Repeat each line word for word.
+++ Input rows
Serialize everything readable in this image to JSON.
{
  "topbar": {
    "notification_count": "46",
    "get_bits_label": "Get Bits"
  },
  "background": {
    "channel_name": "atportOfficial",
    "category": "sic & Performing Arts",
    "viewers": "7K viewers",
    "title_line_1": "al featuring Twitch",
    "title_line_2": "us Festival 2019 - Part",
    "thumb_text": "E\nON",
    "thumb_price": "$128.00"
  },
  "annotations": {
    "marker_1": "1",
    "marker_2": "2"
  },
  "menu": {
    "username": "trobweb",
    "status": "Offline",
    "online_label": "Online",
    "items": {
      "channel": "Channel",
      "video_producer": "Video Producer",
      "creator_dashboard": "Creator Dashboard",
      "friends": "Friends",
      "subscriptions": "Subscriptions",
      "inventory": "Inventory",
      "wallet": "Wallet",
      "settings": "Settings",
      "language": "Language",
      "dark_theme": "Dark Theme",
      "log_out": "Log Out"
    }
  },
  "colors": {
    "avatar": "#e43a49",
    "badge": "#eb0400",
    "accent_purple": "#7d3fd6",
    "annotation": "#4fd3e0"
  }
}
++++++
Complete response:
Serialize everything readable in this image to JSON.
{
  "topbar": {
    "notification_count": "46",
    "get_bits_label": "Get Bits"
  },
  "background": {
    "channel_name": "atportOfficial",
    "category": "sic & Performing Arts",
    "viewers": "7K viewers",
    "title_line_1": "al featuring Twitch",
    "title_line_2": "us Festival 2019 - Part",
    "thumb_text": "E\nON",
    "thumb_price": "$128.00"
  },
  "annotations": {
    "marker_1": "1",
    "marker_2": "2"
  },
  "menu": {
    "username": "trobweb",
    "status": "Offline",
    "online_label": "Online",
    "items": {
      "channel": "Channel",
      "video_producer": "Video Producer",
      "creator_dashboard": "Creator Dashboard",
      "friends": "Friends",
      "subscriptions": "Subscriptions",
      "inventory": "Inventory",
      "wallet": "Wallet",
      "settings": "Settings",
      "language": "Language",
      "dark_theme": "Dark Theme",
      "log_out": "Log Out"
    }
  },
  "colors": {
    "avatar": "#e43a49",
    "badge": "#eb0400",
    "accent_purple": "#7d3fd6",
    "annotation": "#4fd3e0"
  }
}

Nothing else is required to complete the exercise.